(GOAL)
Repeat every line below exactly as it reads.

(GIVEN DATA)

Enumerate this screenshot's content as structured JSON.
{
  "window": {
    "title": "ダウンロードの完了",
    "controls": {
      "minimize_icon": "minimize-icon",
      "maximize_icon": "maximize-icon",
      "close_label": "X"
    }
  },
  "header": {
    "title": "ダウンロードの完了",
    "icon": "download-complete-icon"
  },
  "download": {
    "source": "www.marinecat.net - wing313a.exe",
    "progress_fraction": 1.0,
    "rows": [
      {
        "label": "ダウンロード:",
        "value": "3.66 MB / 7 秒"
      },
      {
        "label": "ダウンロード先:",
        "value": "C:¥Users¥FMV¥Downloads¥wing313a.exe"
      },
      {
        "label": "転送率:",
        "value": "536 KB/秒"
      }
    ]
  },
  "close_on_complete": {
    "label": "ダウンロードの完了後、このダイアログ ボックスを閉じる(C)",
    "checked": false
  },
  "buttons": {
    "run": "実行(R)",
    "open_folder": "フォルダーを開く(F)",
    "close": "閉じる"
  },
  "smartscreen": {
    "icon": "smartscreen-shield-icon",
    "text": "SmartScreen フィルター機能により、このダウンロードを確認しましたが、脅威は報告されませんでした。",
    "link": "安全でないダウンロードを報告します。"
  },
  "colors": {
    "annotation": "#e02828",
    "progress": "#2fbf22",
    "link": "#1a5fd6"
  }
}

(SOLUTION TO THIS EXERCISE)
Enumerate this screenshot's content as structured JSON.
{
  "window": {
    "title": "ダウンロードの完了",
    "controls": {
      "minimize_icon": "minimize-icon",
      "maximize_icon": "maximize-icon",
      "close_label": "X"
    }
  },
  "header": {
    "title": "ダウンロードの完了",
    "icon": "download-complete-icon"
  },
  "download": {
    "source": "www.marinecat.net - wing313a.exe",
    "progress_fraction": 1.0,
    "rows": [
      {
        "label": "ダウンロード:",
        "value": "3.66 MB / 7 秒"
      },
      {
        "label": "ダウンロード先:",
        "value": "C:¥Users¥FMV¥Downloads¥wing313a.exe"
      },
      {
        "label": "転送率:",
        "value": "536 KB/秒"
      }
    ]
  },
  "close_on_complete": {
    "label": "ダウンロードの完了後、このダイアログ ボックスを閉じる(C)",
    "checked": false
  },
  "buttons": {
    "run": "実行(R)",
    "open_folder": "フォルダーを開く(F)",
    "close": "閉じる"
  },
  "smartscreen": {
    "icon": "smartscreen-shield-icon",
    "text": "SmartScreen フィルター機能により、このダウンロードを確認しましたが、脅威は報告されませんでした。",
    "link": "安全でないダウンロードを報告します。"
  },
  "colors": {
    "annotation": "#e02828",
    "progress": "#2fbf22",
    "link": "#1a5fd6"
  }
}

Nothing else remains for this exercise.